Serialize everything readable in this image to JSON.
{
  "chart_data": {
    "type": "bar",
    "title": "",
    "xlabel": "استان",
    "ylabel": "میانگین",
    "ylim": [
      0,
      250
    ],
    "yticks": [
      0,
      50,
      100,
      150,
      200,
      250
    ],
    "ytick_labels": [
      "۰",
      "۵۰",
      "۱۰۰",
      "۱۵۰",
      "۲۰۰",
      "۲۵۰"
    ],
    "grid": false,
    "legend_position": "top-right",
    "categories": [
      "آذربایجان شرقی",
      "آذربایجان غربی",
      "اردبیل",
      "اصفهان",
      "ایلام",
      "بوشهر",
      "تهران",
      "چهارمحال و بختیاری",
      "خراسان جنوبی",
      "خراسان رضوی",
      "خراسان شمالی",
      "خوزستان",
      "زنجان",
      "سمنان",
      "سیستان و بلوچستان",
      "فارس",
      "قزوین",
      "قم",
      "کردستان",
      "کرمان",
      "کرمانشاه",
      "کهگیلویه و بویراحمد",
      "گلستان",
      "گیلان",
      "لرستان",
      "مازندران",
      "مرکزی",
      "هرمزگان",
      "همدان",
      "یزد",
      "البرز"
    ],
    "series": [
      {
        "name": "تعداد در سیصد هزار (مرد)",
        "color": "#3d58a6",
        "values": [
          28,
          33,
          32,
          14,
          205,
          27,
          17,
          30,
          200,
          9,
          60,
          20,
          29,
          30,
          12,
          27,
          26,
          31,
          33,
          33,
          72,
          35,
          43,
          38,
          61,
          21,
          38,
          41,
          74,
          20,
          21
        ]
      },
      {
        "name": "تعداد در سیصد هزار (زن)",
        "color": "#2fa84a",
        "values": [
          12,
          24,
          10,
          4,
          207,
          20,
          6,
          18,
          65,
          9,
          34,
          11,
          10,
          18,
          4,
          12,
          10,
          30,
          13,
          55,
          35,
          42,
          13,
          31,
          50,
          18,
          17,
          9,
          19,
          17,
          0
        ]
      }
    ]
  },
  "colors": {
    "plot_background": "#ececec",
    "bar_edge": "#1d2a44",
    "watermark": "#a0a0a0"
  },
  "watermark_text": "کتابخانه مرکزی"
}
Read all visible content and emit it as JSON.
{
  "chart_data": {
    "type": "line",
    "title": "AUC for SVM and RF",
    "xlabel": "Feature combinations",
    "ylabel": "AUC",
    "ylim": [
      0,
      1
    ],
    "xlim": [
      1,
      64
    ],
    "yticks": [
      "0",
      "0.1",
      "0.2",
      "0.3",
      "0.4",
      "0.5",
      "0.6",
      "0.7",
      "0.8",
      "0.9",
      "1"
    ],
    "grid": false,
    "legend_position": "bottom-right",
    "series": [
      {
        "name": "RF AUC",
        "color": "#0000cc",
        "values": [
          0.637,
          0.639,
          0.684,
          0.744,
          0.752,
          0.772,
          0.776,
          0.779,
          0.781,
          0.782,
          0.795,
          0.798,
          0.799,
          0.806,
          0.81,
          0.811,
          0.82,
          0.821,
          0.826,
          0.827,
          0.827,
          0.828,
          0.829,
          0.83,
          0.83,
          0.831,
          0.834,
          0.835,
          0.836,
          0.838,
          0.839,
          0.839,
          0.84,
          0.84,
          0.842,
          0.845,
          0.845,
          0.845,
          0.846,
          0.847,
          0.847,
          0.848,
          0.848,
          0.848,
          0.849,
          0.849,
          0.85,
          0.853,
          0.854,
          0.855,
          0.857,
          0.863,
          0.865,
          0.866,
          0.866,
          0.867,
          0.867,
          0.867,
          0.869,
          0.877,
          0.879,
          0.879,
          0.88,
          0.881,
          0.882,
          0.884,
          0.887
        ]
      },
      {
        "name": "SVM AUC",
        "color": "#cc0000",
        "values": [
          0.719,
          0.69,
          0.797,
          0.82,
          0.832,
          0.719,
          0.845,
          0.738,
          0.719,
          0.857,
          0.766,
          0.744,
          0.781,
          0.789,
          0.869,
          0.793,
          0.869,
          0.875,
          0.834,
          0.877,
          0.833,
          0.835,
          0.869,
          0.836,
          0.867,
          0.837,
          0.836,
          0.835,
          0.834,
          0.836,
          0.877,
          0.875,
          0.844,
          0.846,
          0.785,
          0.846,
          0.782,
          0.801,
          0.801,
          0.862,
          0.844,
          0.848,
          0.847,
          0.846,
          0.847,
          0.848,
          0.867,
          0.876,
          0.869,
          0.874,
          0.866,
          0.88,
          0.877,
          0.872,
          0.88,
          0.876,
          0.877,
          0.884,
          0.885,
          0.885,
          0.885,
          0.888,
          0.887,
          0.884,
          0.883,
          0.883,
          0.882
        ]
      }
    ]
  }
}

» Challenge:
Look above for lines with the word "name" and copy them all.

» The output:
        "name": "تعداد در سیصد هزار (مرد)",
        "name": "تعداد در سیصد هزار (زن)",
        "name": "RF AUC",
        "name": "SVM AUC",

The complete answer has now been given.